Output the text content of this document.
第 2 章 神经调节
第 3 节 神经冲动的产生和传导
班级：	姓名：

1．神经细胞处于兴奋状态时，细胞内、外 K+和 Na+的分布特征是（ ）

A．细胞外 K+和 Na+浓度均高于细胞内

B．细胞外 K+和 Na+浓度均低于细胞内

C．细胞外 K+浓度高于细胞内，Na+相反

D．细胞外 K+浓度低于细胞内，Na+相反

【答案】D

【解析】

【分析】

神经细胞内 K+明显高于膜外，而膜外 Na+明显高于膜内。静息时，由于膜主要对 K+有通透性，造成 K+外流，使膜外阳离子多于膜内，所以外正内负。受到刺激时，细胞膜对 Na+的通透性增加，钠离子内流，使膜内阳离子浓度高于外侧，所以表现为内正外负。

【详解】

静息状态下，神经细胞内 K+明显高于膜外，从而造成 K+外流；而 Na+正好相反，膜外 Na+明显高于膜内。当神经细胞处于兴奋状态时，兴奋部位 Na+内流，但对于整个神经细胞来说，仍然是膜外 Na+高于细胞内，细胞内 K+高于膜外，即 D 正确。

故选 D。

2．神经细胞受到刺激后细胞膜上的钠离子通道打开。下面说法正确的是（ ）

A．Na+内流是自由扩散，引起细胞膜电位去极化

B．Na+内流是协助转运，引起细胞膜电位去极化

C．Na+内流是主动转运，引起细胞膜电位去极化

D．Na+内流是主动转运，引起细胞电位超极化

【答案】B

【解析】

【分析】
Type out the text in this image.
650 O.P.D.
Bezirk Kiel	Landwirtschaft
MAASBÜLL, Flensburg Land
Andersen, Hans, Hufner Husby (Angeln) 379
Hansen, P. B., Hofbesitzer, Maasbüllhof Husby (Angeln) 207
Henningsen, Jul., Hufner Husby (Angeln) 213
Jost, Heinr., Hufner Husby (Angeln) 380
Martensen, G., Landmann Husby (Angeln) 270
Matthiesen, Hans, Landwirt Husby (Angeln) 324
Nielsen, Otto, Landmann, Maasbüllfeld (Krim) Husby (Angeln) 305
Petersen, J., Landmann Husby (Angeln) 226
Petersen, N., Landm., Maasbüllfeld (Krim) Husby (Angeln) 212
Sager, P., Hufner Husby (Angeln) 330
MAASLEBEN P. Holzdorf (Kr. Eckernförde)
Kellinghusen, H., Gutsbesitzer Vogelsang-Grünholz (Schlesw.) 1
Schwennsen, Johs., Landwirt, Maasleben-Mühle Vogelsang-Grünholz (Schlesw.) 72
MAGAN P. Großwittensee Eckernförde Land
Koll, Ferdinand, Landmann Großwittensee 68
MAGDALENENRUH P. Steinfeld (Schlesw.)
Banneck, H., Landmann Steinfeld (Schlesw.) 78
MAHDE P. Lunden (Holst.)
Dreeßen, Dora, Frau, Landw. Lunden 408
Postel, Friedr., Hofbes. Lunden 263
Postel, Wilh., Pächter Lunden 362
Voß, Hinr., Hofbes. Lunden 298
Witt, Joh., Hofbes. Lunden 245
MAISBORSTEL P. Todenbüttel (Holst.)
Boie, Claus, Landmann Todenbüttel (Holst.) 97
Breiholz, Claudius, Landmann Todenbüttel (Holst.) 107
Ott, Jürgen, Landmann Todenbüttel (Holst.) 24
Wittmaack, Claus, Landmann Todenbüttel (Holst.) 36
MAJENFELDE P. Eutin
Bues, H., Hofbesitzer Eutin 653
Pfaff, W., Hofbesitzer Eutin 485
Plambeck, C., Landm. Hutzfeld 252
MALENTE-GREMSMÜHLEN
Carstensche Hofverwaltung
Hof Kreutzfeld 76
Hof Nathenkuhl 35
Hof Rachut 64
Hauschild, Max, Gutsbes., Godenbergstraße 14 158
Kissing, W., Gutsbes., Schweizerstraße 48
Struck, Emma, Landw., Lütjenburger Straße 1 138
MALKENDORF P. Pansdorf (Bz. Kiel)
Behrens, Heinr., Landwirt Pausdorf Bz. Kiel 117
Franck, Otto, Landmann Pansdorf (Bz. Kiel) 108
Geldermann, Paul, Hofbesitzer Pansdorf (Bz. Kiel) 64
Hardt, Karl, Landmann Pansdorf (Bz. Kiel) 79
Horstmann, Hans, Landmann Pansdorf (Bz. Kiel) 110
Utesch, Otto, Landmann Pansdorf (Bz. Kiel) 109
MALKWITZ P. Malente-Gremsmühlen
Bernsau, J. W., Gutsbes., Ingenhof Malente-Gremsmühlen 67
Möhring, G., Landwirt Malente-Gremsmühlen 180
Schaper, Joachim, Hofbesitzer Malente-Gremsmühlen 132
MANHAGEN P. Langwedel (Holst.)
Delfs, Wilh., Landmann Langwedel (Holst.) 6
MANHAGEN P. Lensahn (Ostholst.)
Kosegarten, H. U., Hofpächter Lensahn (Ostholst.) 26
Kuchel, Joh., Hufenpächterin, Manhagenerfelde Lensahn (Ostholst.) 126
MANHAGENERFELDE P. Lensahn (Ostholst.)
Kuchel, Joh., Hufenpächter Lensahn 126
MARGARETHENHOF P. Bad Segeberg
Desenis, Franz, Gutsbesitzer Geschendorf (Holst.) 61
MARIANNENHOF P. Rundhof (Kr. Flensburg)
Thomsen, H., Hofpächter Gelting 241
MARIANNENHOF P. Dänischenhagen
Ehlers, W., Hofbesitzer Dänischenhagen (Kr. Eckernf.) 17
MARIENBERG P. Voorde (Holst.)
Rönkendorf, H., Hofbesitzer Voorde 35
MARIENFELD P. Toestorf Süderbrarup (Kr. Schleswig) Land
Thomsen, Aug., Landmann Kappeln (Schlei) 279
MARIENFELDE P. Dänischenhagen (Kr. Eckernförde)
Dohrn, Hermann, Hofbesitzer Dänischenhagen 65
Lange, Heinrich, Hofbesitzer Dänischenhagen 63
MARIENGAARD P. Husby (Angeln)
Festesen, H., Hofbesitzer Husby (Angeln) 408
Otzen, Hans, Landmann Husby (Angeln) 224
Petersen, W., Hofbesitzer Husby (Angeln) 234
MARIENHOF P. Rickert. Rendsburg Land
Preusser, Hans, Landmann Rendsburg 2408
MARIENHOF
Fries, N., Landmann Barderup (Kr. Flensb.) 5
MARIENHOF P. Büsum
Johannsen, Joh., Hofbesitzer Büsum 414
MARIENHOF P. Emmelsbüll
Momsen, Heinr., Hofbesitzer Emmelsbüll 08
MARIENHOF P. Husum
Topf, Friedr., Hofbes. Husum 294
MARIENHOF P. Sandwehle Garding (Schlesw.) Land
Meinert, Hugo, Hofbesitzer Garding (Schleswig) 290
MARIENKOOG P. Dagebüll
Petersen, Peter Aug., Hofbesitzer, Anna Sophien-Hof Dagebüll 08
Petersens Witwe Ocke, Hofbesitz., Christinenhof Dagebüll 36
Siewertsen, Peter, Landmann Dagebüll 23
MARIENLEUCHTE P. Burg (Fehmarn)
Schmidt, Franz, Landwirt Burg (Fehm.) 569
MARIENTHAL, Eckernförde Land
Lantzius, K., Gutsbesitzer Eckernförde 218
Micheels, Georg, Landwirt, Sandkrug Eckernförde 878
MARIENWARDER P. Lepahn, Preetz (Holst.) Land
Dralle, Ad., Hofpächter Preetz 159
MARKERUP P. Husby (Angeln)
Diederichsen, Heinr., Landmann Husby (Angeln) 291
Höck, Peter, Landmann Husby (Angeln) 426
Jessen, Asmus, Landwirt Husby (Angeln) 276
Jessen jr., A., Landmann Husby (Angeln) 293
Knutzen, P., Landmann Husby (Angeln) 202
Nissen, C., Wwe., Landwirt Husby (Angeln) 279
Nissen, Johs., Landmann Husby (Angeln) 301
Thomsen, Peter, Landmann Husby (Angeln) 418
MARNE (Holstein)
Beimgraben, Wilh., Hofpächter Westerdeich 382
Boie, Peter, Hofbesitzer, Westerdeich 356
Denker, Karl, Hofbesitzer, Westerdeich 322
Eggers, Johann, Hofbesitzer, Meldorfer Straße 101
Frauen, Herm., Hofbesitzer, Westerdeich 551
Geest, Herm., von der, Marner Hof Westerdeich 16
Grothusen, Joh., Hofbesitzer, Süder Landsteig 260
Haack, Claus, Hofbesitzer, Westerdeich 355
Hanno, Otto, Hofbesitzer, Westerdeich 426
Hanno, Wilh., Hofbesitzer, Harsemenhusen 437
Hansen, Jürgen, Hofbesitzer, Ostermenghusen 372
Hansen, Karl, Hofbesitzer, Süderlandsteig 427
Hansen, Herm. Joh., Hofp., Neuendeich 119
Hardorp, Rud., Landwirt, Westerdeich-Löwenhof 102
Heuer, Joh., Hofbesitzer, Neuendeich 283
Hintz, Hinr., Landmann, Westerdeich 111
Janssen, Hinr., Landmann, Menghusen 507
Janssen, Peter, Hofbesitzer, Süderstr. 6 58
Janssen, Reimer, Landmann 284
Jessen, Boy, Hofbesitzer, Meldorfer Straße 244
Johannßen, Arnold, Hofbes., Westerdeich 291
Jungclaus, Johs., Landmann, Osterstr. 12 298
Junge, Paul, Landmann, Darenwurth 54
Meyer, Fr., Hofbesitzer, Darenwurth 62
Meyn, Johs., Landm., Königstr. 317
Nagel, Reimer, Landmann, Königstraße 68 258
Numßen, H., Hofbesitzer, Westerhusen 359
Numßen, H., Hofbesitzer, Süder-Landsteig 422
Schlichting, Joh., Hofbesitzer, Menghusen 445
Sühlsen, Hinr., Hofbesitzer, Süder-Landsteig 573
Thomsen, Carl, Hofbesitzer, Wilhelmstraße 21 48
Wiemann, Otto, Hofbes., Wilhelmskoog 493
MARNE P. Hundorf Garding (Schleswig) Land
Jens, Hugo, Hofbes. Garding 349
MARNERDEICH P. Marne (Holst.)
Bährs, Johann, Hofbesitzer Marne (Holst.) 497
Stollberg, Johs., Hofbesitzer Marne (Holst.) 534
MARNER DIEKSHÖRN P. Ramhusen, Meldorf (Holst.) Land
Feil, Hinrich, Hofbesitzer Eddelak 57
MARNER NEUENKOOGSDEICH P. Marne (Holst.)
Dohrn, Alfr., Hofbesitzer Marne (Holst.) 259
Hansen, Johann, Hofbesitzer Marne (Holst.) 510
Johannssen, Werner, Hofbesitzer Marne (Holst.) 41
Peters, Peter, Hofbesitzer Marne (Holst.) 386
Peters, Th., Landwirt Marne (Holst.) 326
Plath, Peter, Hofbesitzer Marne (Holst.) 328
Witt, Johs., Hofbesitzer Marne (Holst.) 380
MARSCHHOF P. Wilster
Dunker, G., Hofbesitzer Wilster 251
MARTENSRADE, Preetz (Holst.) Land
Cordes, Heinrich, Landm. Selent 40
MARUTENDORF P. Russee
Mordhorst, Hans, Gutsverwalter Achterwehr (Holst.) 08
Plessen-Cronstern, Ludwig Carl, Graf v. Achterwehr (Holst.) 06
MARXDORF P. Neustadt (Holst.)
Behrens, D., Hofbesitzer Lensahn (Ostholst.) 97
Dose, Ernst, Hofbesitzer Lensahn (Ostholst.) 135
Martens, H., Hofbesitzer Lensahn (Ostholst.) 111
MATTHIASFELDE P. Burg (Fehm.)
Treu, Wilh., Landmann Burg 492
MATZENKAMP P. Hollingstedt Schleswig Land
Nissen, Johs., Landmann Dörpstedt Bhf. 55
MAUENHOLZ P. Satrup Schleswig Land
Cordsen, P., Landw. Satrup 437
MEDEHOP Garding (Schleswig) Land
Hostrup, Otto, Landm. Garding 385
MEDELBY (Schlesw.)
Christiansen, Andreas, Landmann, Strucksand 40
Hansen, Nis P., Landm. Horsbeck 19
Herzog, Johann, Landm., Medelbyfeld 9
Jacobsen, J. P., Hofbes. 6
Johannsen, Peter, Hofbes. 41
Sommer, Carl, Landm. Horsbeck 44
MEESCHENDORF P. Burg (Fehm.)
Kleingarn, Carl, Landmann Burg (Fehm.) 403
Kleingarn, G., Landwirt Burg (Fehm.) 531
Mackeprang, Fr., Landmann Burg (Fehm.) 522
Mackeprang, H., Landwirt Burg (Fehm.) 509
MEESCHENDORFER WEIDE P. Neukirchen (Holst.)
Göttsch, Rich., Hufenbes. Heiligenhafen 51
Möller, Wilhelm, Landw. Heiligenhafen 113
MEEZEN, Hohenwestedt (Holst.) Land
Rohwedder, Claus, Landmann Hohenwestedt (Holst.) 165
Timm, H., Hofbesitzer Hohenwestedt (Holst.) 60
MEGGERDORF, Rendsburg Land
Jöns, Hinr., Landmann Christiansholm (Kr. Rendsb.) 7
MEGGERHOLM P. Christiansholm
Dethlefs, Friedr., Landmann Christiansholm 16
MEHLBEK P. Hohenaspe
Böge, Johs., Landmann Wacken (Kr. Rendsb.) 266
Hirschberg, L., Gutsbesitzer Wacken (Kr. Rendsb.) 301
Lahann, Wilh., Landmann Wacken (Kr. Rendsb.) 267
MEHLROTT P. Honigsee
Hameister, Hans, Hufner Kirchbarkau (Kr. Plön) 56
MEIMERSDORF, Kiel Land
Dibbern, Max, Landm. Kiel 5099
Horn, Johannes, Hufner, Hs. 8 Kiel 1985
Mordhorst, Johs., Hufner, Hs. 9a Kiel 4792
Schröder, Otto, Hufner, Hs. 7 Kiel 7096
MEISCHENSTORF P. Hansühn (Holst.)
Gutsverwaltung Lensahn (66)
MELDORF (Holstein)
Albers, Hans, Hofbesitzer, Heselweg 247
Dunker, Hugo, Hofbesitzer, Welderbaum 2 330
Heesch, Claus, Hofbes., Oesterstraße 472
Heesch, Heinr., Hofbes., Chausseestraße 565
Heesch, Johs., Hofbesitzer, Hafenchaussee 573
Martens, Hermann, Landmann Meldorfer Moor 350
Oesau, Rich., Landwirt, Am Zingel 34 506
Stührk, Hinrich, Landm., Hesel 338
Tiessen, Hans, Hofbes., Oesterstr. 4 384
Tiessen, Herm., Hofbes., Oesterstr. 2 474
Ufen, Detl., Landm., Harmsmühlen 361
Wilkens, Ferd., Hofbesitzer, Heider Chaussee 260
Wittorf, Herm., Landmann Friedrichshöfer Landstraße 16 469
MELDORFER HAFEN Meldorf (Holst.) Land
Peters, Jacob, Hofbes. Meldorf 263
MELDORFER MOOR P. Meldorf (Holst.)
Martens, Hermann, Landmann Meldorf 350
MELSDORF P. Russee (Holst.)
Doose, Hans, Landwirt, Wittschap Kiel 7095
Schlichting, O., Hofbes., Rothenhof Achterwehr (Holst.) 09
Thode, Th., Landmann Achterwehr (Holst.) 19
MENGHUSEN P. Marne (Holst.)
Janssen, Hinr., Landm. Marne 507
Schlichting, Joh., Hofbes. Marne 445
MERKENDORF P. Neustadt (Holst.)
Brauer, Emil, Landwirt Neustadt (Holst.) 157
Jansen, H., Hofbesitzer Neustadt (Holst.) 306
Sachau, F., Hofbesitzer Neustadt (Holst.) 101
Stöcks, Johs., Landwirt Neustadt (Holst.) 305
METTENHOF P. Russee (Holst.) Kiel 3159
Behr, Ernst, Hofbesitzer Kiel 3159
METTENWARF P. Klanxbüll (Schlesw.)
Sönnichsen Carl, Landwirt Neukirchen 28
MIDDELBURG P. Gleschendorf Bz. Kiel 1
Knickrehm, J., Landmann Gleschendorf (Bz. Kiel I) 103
···
§ What you should do
Return all lines of the material above in which the word "Jessen" occurs.

§ Answer to this problem
Jessen, Asmus, Landwirt Husby (Angeln) 276
Jessen jr., A., Landmann Husby (Angeln) 293
Jessen, Boy, Hofbesitzer, Meldorfer Straße 244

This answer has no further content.